__Material provided__:
============================================================

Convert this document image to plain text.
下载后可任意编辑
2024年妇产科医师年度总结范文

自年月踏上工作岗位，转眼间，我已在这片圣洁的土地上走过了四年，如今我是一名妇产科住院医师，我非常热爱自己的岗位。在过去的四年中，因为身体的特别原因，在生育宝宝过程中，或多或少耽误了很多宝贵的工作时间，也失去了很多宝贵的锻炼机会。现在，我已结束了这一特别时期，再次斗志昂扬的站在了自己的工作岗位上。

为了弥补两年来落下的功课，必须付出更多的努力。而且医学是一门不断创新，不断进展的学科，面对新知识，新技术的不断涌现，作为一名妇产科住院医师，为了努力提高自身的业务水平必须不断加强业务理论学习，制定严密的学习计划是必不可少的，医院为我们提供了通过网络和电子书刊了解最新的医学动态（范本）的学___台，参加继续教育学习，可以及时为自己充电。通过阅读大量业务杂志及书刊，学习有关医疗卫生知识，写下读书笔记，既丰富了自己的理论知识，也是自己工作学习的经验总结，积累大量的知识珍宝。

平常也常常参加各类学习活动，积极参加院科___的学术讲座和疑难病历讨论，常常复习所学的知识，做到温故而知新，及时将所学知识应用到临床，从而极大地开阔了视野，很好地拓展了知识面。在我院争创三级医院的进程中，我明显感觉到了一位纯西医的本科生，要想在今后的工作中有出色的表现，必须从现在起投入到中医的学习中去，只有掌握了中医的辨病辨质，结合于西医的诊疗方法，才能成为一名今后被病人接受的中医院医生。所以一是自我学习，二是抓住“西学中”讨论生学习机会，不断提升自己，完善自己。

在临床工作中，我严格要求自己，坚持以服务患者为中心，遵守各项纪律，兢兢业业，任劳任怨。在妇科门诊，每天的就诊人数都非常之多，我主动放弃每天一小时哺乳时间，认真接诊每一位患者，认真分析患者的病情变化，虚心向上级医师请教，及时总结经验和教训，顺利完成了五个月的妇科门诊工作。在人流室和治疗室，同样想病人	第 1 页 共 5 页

============================================================

Repeat the entries shown above, every one, word for word.

__Task output__:
Convert this document image to plain text.
下载后可任意编辑
2024年妇产科医师年度总结范文

自年月踏上工作岗位，转眼间，我已在这片圣洁的土地上走过了四年，如今我是一名妇产科住院医师，我非常热爱自己的岗位。在过去的四年中，因为身体的特别原因，在生育宝宝过程中，或多或少耽误了很多宝贵的工作时间，也失去了很多宝贵的锻炼机会。现在，我已结束了这一特别时期，再次斗志昂扬的站在了自己的工作岗位上。

为了弥补两年来落下的功课，必须付出更多的努力。而且医学是一门不断创新，不断进展的学科，面对新知识，新技术的不断涌现，作为一名妇产科住院医师，为了努力提高自身的业务水平必须不断加强业务理论学习，制定严密的学习计划是必不可少的，医院为我们提供了通过网络和电子书刊了解最新的医学动态（范本）的学___台，参加继续教育学习，可以及时为自己充电。通过阅读大量业务杂志及书刊，学习有关医疗卫生知识，写下读书笔记，既丰富了自己的理论知识，也是自己工作学习的经验总结，积累大量的知识珍宝。

平常也常常参加各类学习活动，积极参加院科___的学术讲座和疑难病历讨论，常常复习所学的知识，做到温故而知新，及时将所学知识应用到临床，从而极大地开阔了视野，很好地拓展了知识面。在我院争创三级医院的进程中，我明显感觉到了一位纯西医的本科生，要想在今后的工作中有出色的表现，必须从现在起投入到中医的学习中去，只有掌握了中医的辨病辨质，结合于西医的诊疗方法，才能成为一名今后被病人接受的中医院医生。所以一是自我学习，二是抓住“西学中”讨论生学习机会，不断提升自己，完善自己。

在临床工作中，我严格要求自己，坚持以服务患者为中心，遵守各项纪律，兢兢业业，任劳任怨。在妇科门诊，每天的就诊人数都非常之多，我主动放弃每天一小时哺乳时间，认真接诊每一位患者，认真分析患者的病情变化，虚心向上级医师请教，及时总结经验和教训，顺利完成了五个月的妇科门诊工作。在人流室和治疗室，同样想病人	第 1 页 共 5 页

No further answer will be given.